(Records from a data source)
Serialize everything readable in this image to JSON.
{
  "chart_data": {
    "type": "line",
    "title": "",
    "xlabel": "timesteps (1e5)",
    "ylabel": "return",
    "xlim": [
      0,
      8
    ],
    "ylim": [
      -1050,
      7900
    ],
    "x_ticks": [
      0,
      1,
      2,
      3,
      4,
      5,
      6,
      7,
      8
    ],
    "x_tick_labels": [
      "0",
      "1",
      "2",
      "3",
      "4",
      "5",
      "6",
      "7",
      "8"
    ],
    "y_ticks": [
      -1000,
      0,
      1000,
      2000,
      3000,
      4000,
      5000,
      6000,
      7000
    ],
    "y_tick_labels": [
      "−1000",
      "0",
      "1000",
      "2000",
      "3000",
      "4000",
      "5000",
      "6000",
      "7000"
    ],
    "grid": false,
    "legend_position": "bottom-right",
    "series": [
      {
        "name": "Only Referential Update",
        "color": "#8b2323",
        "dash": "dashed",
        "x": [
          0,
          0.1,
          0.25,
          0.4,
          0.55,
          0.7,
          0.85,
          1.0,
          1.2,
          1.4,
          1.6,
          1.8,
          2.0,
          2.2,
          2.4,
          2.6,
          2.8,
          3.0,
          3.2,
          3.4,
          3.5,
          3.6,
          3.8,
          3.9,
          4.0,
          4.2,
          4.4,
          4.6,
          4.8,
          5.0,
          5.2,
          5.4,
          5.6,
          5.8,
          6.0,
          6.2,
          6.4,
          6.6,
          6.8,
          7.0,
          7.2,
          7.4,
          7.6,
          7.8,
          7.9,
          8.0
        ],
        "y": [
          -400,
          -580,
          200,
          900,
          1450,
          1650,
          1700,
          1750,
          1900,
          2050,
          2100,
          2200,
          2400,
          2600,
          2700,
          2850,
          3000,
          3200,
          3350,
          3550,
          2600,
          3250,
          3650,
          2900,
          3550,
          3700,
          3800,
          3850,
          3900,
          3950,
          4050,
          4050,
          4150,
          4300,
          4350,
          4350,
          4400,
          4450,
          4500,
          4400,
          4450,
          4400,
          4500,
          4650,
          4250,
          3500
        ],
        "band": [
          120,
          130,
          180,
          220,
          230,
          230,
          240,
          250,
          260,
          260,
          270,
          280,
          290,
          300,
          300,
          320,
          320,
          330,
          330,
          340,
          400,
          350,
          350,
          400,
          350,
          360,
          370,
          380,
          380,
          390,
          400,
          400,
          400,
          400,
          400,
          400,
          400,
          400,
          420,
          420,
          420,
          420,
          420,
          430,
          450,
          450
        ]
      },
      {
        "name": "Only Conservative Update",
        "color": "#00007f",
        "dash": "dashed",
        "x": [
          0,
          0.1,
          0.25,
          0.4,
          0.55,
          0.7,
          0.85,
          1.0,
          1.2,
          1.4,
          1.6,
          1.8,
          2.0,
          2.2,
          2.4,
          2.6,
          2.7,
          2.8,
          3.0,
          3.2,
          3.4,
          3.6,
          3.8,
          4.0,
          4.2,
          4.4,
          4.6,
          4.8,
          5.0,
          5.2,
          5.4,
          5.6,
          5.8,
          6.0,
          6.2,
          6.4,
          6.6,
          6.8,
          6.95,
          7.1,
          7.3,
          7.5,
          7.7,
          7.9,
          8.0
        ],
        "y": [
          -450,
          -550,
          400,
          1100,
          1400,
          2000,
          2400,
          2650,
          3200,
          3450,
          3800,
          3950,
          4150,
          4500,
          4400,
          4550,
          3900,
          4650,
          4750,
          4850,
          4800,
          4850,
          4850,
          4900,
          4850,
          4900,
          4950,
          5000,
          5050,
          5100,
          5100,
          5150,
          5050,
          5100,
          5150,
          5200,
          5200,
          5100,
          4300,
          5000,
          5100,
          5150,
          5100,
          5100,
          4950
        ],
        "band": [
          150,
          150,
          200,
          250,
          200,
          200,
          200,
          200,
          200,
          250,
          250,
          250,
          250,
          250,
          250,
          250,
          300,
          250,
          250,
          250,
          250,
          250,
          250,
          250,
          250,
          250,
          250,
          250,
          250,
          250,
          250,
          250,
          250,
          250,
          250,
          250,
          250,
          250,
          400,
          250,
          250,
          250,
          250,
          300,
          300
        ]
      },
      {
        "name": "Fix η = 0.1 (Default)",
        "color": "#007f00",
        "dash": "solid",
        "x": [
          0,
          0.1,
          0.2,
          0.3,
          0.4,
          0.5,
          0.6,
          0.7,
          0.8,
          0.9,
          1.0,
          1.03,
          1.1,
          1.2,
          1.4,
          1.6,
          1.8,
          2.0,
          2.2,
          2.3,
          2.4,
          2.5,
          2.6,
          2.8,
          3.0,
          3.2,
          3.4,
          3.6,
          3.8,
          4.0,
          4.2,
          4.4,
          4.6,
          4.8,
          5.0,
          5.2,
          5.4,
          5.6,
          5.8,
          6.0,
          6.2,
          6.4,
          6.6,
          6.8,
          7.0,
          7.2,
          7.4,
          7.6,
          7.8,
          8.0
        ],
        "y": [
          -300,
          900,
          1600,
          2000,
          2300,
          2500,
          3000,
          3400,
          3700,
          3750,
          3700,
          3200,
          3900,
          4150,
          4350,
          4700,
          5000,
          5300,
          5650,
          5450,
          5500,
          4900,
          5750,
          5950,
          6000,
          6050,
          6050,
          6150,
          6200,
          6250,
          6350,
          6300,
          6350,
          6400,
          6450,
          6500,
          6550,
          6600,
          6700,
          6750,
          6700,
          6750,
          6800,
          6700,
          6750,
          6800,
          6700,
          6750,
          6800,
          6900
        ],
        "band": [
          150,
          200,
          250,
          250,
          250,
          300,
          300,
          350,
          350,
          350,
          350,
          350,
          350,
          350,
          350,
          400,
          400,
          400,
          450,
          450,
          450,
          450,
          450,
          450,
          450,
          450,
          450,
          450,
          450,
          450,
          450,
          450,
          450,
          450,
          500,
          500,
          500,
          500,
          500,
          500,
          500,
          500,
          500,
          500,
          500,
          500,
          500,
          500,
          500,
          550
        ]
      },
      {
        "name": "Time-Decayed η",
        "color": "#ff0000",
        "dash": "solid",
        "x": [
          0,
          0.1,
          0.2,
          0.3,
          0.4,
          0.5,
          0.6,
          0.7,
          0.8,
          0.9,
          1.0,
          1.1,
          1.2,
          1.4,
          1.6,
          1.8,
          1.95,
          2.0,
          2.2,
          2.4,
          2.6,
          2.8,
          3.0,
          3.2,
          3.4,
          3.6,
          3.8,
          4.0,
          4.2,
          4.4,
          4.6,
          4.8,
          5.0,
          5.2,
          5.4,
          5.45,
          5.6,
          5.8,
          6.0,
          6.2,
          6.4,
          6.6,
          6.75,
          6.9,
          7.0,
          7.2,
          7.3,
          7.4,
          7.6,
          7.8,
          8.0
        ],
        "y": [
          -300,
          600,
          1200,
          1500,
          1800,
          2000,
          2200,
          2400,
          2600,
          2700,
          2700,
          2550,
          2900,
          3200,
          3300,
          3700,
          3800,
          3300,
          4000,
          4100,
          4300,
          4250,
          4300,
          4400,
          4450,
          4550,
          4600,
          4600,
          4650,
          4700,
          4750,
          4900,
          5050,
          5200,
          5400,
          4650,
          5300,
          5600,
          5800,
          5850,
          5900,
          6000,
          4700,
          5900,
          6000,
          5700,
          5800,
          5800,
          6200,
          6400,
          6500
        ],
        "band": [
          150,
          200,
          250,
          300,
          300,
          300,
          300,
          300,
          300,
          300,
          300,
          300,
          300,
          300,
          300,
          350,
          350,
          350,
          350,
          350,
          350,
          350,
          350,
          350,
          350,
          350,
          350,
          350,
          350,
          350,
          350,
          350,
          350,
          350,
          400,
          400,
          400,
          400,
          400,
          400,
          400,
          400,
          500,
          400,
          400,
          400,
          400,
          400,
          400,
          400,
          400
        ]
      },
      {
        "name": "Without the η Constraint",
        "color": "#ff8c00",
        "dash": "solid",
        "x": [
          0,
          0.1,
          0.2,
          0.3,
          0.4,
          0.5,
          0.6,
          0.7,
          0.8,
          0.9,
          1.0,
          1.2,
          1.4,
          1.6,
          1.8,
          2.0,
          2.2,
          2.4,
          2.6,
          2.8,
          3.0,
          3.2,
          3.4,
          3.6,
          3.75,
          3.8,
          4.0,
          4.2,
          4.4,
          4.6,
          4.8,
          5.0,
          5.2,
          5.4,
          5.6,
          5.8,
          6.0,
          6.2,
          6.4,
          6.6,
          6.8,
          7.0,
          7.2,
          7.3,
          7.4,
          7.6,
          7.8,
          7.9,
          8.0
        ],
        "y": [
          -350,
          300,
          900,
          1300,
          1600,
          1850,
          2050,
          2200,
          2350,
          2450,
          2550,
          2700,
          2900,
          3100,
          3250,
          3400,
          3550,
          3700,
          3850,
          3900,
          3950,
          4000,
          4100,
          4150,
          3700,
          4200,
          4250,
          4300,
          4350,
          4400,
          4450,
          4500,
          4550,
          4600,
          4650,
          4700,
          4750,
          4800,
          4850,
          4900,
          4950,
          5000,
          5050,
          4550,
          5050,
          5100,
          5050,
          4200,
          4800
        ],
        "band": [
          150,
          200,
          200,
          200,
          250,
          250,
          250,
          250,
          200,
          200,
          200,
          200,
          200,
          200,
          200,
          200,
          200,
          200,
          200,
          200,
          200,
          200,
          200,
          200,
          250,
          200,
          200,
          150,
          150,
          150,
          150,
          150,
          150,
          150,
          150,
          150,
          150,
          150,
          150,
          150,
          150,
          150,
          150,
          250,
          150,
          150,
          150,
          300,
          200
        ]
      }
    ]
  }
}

**What you will do:** Lines that hold "name" are the ones to copy; find all of them.

**Output for this task:**
        "name": "Only Referential Update",
        "name": "Only Conservative Update",
        "name": "Fix η = 0.1 (Default)",
        "name": "Time-Decayed η",
        "name": "Without the η Constraint",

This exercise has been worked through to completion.